# Exercise:
Your task is to reproduce the entries below word for word.

# Listed entries:
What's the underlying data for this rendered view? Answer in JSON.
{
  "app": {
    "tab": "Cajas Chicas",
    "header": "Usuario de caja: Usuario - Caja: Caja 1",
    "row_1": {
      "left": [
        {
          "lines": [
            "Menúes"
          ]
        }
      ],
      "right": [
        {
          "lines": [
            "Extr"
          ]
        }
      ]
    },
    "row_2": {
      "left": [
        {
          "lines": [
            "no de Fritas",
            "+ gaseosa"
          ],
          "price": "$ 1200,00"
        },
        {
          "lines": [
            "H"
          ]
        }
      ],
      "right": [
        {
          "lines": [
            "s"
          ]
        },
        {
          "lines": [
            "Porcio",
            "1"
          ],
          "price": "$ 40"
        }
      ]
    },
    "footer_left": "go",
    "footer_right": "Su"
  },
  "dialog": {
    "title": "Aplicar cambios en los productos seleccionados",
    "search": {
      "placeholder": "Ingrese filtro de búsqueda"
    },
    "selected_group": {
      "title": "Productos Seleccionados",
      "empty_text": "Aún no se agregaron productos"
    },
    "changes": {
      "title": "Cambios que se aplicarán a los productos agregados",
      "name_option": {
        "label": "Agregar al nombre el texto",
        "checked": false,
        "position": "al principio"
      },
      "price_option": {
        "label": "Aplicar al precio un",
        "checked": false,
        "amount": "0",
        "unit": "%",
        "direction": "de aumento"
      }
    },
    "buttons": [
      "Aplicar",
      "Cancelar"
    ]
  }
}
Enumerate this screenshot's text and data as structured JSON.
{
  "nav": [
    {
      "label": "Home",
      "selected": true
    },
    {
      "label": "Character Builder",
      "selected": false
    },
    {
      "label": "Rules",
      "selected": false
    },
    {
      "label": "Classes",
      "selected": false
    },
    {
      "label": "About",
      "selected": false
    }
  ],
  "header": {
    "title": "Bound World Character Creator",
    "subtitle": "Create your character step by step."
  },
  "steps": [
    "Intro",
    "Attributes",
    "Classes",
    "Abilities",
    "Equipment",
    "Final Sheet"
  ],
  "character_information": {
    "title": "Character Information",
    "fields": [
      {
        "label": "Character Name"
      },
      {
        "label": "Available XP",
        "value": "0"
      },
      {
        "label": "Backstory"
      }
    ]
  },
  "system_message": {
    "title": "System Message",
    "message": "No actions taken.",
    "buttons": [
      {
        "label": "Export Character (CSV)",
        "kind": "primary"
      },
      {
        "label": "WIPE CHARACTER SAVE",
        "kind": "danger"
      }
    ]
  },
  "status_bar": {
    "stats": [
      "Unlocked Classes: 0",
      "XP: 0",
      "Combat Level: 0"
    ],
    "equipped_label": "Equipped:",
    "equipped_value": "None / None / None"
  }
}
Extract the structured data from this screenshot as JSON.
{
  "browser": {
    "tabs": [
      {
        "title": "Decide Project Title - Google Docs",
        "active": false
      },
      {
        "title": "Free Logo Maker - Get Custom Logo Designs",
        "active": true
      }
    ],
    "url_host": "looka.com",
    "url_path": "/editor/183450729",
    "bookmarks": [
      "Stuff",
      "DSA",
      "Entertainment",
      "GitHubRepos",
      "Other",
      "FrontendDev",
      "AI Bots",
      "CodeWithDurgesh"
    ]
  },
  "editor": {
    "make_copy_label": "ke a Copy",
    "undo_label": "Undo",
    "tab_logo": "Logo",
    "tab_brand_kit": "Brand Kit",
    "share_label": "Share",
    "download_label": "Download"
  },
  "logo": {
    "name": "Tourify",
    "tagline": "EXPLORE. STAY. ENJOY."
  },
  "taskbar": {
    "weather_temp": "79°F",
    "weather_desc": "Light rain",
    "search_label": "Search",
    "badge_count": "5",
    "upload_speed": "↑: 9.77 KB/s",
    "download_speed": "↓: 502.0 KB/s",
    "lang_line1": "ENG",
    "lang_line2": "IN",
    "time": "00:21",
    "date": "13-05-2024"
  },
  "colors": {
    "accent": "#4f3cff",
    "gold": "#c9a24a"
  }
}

# Completed task:
What's the underlying data for this rendered view? Answer in JSON.
{
  "app": {
    "tab": "Cajas Chicas",
    "header": "Usuario de caja: Usuario - Caja: Caja 1",
    "row_1": {
      "left": [
        {
          "lines": [
            "Menúes"
          ]
        }
      ],
      "right": [
        {
          "lines": [
            "Extr"
          ]
        }
      ]
    },
    "row_2": {
      "left": [
        {
          "lines": [
            "no de Fritas",
            "+ gaseosa"
          ],
          "price": "$ 1200,00"
        },
        {
          "lines": [
            "H"
          ]
        }
      ],
      "right": [
        {
          "lines": [
            "s"
          ]
        },
        {
          "lines": [
            "Porcio",
            "1"
          ],
          "price": "$ 40"
        }
      ]
    },
    "footer_left": "go",
    "footer_right": "Su"
  },
  "dialog": {
    "title": "Aplicar cambios en los productos seleccionados",
    "search": {
      "placeholder": "Ingrese filtro de búsqueda"
    },
    "selected_group": {
      "title": "Productos Seleccionados",
      "empty_text": "Aún no se agregaron productos"
    },
    "changes": {
      "title": "Cambios que se aplicarán a los productos agregados",
      "name_option": {
        "label": "Agregar al nombre el texto",
        "checked": false,
        "position": "al principio"
      },
      "price_option": {
        "label": "Aplicar al precio un",
        "checked": false,
        "amount": "0",
        "unit": "%",
        "direction": "de aumento"
      }
    },
    "buttons": [
      "Aplicar",
      "Cancelar"
    ]
  }
}
Enumerate this screenshot's text and data as structured JSON.
{
  "nav": [
    {
      "label": "Home",
      "selected": true
    },
    {
      "label": "Character Builder",
      "selected": false
    },
    {
      "label": "Rules",
      "selected": false
    },
    {
      "label": "Classes",
      "selected": false
    },
    {
      "label": "About",
      "selected": false
    }
  ],
  "header": {
    "title": "Bound World Character Creator",
    "subtitle": "Create your character step by step."
  },
  "steps": [
    "Intro",
    "Attributes",
    "Classes",
    "Abilities",
    "Equipment",
    "Final Sheet"
  ],
  "character_information": {
    "title": "Character Information",
    "fields": [
      {
        "label": "Character Name"
      },
      {
        "label": "Available XP",
        "value": "0"
      },
      {
        "label": "Backstory"
      }
    ]
  },
  "system_message": {
    "title": "System Message",
    "message": "No actions taken.",
    "buttons": [
      {
        "label": "Export Character (CSV)",
        "kind": "primary"
      },
      {
        "label": "WIPE CHARACTER SAVE",
        "kind": "danger"
      }
    ]
  },
  "status_bar": {
    "stats": [
      "Unlocked Classes: 0",
      "XP: 0",
      "Combat Level: 0"
    ],
    "equipped_label": "Equipped:",
    "equipped_value": "None / None / None"
  }
}
Extract the structured data from this screenshot as JSON.
{
  "browser": {
    "tabs": [
      {
        "title": "Decide Project Title - Google Docs",
        "active": false
      },
      {
        "title": "Free Logo Maker - Get Custom Logo Designs",
        "active": true
      }
    ],
    "url_host": "looka.com",
    "url_path": "/editor/183450729",
    "bookmarks": [
      "Stuff",
      "DSA",
      "Entertainment",
      "GitHubRepos",
      "Other",
      "FrontendDev",
      "AI Bots",
      "CodeWithDurgesh"
    ]
  },
  "editor": {
    "make_copy_label": "ke a Copy",
    "undo_label": "Undo",
    "tab_logo": "Logo",
    "tab_brand_kit": "Brand Kit",
    "share_label": "Share",
    "download_label": "Download"
  },
  "logo": {
    "name": "Tourify",
    "tagline": "EXPLORE. STAY. ENJOY."
  },
  "taskbar": {
    "weather_temp": "79°F",
    "weather_desc": "Light rain",
    "search_label": "Search",
    "badge_count": "5",
    "upload_speed": "↑: 9.77 KB/s",
    "download_speed": "↓: 502.0 KB/s",
    "lang_line1": "ENG",
    "lang_line2": "IN",
    "time": "00:21",
    "date": "13-05-2024"
  },
  "colors": {
    "accent": "#4f3cff",
    "gold": "#c9a24a"
  }
}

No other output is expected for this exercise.